■ EXERCISE AIM
Copy out all lines with the word "transitively" in them.

■ PROVIDED MATERIAL
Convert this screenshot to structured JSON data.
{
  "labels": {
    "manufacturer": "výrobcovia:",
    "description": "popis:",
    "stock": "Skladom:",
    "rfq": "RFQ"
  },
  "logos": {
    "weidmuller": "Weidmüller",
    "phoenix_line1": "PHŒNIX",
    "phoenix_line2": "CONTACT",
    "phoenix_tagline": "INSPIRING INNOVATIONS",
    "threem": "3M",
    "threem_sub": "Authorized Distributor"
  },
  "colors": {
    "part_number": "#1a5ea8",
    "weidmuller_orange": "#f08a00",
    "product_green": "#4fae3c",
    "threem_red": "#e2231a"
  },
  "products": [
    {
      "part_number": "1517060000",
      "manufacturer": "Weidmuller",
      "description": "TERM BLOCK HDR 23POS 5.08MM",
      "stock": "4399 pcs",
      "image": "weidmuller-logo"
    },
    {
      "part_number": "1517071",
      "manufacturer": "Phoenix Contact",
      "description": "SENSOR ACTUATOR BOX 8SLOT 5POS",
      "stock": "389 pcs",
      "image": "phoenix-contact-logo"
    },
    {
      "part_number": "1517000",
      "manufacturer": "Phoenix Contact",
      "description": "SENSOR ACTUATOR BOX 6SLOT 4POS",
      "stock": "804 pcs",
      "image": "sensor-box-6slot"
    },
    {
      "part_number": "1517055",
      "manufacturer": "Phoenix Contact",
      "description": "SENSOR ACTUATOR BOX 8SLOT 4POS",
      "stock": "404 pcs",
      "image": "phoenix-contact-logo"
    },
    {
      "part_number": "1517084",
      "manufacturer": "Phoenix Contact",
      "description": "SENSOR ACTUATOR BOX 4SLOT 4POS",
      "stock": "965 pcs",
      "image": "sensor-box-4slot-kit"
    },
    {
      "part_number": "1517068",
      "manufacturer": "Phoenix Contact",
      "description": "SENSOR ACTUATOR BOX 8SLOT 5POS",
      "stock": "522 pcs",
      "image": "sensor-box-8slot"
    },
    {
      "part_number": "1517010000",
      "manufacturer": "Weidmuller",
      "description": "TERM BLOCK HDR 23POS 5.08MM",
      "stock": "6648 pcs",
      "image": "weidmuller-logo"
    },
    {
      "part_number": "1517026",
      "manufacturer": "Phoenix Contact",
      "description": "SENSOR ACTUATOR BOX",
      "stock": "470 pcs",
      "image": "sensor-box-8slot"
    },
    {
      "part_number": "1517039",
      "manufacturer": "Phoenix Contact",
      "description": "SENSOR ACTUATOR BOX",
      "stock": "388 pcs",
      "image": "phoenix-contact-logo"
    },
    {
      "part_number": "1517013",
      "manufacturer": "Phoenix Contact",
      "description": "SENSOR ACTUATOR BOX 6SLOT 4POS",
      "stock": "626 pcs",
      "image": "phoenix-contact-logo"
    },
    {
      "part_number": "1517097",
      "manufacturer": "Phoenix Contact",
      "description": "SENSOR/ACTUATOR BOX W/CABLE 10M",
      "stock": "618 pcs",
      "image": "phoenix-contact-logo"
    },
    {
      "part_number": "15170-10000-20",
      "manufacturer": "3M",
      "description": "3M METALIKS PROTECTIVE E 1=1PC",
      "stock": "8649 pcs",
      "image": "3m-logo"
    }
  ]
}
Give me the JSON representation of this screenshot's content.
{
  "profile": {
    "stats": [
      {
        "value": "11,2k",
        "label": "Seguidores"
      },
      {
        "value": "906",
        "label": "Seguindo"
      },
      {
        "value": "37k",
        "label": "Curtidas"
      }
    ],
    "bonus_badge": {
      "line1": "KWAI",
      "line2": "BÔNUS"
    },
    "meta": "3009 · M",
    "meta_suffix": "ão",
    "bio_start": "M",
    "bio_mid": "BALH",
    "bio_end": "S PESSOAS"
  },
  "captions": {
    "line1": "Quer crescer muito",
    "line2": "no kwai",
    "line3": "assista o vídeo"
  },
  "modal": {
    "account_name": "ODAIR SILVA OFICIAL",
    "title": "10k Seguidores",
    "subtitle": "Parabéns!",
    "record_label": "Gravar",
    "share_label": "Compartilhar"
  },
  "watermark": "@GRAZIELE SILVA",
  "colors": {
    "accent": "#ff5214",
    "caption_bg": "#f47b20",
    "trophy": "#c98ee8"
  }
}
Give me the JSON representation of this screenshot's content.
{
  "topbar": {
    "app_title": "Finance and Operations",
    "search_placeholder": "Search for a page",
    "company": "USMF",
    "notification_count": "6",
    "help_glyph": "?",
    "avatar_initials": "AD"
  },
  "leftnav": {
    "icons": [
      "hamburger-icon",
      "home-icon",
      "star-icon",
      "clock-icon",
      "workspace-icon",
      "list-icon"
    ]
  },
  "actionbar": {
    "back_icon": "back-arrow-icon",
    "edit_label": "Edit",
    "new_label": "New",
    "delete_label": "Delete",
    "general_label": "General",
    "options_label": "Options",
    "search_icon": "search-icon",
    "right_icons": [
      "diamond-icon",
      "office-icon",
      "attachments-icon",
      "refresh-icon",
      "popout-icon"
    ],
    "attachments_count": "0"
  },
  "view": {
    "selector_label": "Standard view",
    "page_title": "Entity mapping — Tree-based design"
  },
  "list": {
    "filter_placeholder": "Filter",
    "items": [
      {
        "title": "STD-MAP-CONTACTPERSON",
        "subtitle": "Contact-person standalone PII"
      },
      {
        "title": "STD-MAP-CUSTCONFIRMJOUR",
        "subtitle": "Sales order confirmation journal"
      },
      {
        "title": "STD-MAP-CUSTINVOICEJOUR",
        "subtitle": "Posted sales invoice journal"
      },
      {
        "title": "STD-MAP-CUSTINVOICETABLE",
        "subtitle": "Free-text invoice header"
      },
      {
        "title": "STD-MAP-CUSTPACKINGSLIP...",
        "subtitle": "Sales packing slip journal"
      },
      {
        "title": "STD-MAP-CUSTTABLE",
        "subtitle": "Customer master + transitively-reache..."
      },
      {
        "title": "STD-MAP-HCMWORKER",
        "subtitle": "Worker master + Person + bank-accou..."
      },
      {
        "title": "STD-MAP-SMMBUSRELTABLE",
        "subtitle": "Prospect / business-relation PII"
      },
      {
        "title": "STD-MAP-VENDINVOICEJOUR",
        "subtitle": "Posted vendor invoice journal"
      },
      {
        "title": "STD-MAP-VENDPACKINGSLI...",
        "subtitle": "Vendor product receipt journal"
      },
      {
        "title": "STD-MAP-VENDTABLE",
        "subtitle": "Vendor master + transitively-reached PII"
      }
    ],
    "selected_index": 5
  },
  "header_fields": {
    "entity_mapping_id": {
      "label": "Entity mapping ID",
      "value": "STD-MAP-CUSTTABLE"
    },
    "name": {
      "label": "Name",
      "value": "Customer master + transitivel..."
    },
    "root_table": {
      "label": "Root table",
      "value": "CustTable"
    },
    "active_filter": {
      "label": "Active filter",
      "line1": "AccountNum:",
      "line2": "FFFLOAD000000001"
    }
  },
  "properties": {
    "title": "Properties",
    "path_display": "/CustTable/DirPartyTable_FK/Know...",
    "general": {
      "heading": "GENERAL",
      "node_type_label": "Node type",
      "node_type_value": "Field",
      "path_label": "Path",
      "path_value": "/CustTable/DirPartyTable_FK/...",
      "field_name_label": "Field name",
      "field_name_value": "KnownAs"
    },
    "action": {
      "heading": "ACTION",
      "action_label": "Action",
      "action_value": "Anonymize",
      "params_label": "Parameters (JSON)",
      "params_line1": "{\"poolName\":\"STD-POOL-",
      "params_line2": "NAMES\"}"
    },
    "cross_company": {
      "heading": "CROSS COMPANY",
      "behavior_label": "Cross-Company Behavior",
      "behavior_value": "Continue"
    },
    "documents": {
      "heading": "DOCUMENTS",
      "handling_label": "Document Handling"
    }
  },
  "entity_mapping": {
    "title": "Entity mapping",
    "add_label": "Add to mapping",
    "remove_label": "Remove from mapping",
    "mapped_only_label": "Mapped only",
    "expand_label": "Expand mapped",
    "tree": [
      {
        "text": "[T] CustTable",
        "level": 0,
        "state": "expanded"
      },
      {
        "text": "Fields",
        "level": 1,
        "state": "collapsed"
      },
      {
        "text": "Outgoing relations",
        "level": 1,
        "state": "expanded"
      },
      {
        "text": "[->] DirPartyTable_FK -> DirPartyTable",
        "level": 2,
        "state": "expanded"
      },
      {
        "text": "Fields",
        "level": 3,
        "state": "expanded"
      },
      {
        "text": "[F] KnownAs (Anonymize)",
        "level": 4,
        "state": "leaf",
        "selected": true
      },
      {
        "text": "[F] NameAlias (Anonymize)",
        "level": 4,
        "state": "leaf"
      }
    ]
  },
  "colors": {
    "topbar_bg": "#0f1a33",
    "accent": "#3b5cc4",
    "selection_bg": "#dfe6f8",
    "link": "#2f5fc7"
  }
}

■ PROBLEM SOLUTION
        "subtitle": "Customer master + transitively-reache..."
        "subtitle": "Vendor master + transitively-reached PII"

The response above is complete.